INFORMATION SHOWN:

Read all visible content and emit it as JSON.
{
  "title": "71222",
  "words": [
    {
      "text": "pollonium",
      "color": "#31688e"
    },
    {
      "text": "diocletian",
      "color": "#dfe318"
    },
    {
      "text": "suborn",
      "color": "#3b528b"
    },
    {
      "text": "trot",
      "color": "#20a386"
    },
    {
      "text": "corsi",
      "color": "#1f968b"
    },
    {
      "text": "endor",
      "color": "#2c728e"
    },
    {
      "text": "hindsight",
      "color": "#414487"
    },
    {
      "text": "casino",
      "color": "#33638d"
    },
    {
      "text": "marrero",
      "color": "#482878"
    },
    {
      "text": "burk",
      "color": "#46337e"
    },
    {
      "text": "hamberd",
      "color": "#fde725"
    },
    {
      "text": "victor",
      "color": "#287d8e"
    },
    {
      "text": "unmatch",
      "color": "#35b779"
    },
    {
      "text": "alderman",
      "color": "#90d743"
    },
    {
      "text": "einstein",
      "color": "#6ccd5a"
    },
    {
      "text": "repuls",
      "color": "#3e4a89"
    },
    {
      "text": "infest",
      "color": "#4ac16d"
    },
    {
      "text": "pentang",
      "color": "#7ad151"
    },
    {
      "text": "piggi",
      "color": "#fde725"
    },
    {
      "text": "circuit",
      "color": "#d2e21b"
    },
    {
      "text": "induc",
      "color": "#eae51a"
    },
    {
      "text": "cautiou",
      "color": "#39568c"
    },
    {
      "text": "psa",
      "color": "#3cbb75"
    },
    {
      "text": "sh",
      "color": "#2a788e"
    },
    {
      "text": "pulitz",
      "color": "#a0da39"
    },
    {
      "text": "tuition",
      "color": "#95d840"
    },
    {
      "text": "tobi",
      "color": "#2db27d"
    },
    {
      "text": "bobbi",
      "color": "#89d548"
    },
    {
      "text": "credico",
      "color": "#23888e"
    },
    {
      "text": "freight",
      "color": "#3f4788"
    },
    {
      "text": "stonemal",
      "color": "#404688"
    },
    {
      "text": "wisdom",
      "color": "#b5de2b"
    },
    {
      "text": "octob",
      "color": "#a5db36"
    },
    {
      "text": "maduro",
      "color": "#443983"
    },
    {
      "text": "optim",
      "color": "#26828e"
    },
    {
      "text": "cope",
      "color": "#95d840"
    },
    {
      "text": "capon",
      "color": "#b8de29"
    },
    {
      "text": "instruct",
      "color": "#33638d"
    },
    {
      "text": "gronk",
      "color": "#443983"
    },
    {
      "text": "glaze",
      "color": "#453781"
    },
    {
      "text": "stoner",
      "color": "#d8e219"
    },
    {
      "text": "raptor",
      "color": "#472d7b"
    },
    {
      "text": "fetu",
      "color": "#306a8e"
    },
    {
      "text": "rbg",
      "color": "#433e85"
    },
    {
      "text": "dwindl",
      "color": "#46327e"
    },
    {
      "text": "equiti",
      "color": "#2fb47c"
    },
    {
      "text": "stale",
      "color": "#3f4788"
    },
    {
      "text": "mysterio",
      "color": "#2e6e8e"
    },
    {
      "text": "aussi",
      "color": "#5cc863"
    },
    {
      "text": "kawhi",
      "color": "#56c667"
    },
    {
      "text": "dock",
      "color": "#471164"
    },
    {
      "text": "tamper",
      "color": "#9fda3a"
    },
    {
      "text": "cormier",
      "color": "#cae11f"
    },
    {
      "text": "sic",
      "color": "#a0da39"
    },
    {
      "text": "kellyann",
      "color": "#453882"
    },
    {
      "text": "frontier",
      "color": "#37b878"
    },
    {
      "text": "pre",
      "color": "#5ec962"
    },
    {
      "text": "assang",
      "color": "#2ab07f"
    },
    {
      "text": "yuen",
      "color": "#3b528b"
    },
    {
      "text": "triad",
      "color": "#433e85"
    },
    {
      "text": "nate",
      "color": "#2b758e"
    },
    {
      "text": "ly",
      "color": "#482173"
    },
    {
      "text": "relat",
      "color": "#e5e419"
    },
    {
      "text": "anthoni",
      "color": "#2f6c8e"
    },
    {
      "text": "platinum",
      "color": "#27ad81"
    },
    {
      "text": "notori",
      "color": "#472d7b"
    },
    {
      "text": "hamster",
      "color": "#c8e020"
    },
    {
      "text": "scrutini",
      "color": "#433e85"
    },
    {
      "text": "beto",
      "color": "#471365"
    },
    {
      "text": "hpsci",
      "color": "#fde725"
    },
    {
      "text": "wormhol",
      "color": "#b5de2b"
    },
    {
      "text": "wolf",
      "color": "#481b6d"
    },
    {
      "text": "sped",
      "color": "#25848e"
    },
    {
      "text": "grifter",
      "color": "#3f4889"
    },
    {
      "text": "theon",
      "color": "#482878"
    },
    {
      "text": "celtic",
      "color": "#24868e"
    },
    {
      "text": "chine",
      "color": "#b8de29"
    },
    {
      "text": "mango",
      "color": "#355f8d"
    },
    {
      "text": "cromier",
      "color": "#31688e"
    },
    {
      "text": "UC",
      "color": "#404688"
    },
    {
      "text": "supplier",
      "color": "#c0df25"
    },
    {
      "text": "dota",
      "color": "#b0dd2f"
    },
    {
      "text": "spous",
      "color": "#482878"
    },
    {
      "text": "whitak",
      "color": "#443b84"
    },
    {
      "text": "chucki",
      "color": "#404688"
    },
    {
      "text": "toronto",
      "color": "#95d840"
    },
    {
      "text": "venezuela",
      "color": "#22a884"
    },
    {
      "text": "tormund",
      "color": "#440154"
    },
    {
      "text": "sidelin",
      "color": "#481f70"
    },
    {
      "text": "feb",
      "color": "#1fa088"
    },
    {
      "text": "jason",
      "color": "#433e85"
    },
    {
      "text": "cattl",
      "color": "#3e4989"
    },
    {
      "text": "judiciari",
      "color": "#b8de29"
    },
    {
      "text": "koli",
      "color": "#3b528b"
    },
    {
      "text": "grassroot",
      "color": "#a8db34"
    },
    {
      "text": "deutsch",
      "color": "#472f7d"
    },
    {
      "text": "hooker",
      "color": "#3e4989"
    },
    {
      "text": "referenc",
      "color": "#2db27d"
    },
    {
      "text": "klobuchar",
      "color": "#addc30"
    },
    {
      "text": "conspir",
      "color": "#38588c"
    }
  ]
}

DO THIS:
Print all of the entries again, exactly as written.

RESULT OF THE TASK:
Read all visible content and emit it as JSON.
{
  "title": "71222",
  "words": [
    {
      "text": "pollonium",
      "color": "#31688e"
    },
    {
      "text": "diocletian",
      "color": "#dfe318"
    },
    {
      "text": "suborn",
      "color": "#3b528b"
    },
    {
      "text": "trot",
      "color": "#20a386"
    },
    {
      "text": "corsi",
      "color": "#1f968b"
    },
    {
      "text": "endor",
      "color": "#2c728e"
    },
    {
      "text": "hindsight",
      "color": "#414487"
    },
    {
      "text": "casino",
      "color": "#33638d"
    },
    {
      "text": "marrero",
      "color": "#482878"
    },
    {
      "text": "burk",
      "color": "#46337e"
    },
    {
      "text": "hamberd",
      "color": "#fde725"
    },
    {
      "text": "victor",
      "color": "#287d8e"
    },
    {
      "text": "unmatch",
      "color": "#35b779"
    },
    {
      "text": "alderman",
      "color": "#90d743"
    },
    {
      "text": "einstein",
      "color": "#6ccd5a"
    },
    {
      "text": "repuls",
      "color": "#3e4a89"
    },
    {
      "text": "infest",
      "color": "#4ac16d"
    },
    {
      "text": "pentang",
      "color": "#7ad151"
    },
    {
      "text": "piggi",
      "color": "#fde725"
    },
    {
      "text": "circuit",
      "color": "#d2e21b"
    },
    {
      "text": "induc",
      "color": "#eae51a"
    },
    {
      "text": "cautiou",
      "color": "#39568c"
    },
    {
      "text": "psa",
      "color": "#3cbb75"
    },
    {
      "text": "sh",
      "color": "#2a788e"
    },
    {
      "text": "pulitz",
      "color": "#a0da39"
    },
    {
      "text": "tuition",
      "color": "#95d840"
    },
    {
      "text": "tobi",
      "color": "#2db27d"
    },
    {
      "text": "bobbi",
      "color": "#89d548"
    },
    {
      "text": "credico",
      "color": "#23888e"
    },
    {
      "text": "freight",
      "color": "#3f4788"
    },
    {
      "text": "stonemal",
      "color": "#404688"
    },
    {
      "text": "wisdom",
      "color": "#b5de2b"
    },
    {
      "text": "octob",
      "color": "#a5db36"
    },
    {
      "text": "maduro",
      "color": "#443983"
    },
    {
      "text": "optim",
      "color": "#26828e"
    },
    {
      "text": "cope",
      "color": "#95d840"
    },
    {
      "text": "capon",
      "color": "#b8de29"
    },
    {
      "text": "instruct",
      "color": "#33638d"
    },
    {
      "text": "gronk",
      "color": "#443983"
    },
    {
      "text": "glaze",
      "color": "#453781"
    },
    {
      "text": "stoner",
      "color": "#d8e219"
    },
    {
      "text": "raptor",
      "color": "#472d7b"
    },
    {
      "text": "fetu",
      "color": "#306a8e"
    },
    {
      "text": "rbg",
      "color": "#433e85"
    },
    {
      "text": "dwindl",
      "color": "#46327e"
    },
    {
      "text": "equiti",
      "color": "#2fb47c"
    },
    {
      "text": "stale",
      "color": "#3f4788"
    },
    {
      "text": "mysterio",
      "color": "#2e6e8e"
    },
    {
      "text": "aussi",
      "color": "#5cc863"
    },
    {
      "text": "kawhi",
      "color": "#56c667"
    },
    {
      "text": "dock",
      "color": "#471164"
    },
    {
      "text": "tamper",
      "color": "#9fda3a"
    },
    {
      "text": "cormier",
      "color": "#cae11f"
    },
    {
      "text": "sic",
      "color": "#a0da39"
    },
    {
      "text": "kellyann",
      "color": "#453882"
    },
    {
      "text": "frontier",
      "color": "#37b878"
    },
    {
      "text": "pre",
      "color": "#5ec962"
    },
    {
      "text": "assang",
      "color": "#2ab07f"
    },
    {
      "text": "yuen",
      "color": "#3b528b"
    },
    {
      "text": "triad",
      "color": "#433e85"
    },
    {
      "text": "nate",
      "color": "#2b758e"
    },
    {
      "text": "ly",
      "color": "#482173"
    },
    {
      "text": "relat",
      "color": "#e5e419"
    },
    {
      "text": "anthoni",
      "color": "#2f6c8e"
    },
    {
      "text": "platinum",
      "color": "#27ad81"
    },
    {
      "text": "notori",
      "color": "#472d7b"
    },
    {
      "text": "hamster",
      "color": "#c8e020"
    },
    {
      "text": "scrutini",
      "color": "#433e85"
    },
    {
      "text": "beto",
      "color": "#471365"
    },
    {
      "text": "hpsci",
      "color": "#fde725"
    },
    {
      "text": "wormhol",
      "color": "#b5de2b"
    },
    {
      "text": "wolf",
      "color": "#481b6d"
    },
    {
      "text": "sped",
      "color": "#25848e"
    },
    {
      "text": "grifter",
      "color": "#3f4889"
    },
    {
      "text": "theon",
      "color": "#482878"
    },
    {
      "text": "celtic",
      "color": "#24868e"
    },
    {
      "text": "chine",
      "color": "#b8de29"
    },
    {
      "text": "mango",
      "color": "#355f8d"
    },
    {
      "text": "cromier",
      "color": "#31688e"
    },
    {
      "text": "UC",
      "color": "#404688"
    },
    {
      "text": "supplier",
      "color": "#c0df25"
    },
    {
      "text": "dota",
      "color": "#b0dd2f"
    },
    {
      "text": "spous",
      "color": "#482878"
    },
    {
      "text": "whitak",
      "color": "#443b84"
    },
    {
      "text": "chucki",
      "color": "#404688"
    },
    {
      "text": "toronto",
      "color": "#95d840"
    },
    {
      "text": "venezuela",
      "color": "#22a884"
    },
    {
      "text": "tormund",
      "color": "#440154"
    },
    {
      "text": "sidelin",
      "color": "#481f70"
    },
    {
      "text": "feb",
      "color": "#1fa088"
    },
    {
      "text": "jason",
      "color": "#433e85"
    },
    {
      "text": "cattl",
      "color": "#3e4989"
    },
    {
      "text": "judiciari",
      "color": "#b8de29"
    },
    {
      "text": "koli",
      "color": "#3b528b"
    },
    {
      "text": "grassroot",
      "color": "#a8db34"
    },
    {
      "text": "deutsch",
      "color": "#472f7d"
    },
    {
      "text": "hooker",
      "color": "#3e4989"
    },
    {
      "text": "referenc",
      "color": "#2db27d"
    },
    {
      "text": "klobuchar",
      "color": "#addc30"
    },
    {
      "text": "conspir",
      "color": "#38588c"
    }
  ]
}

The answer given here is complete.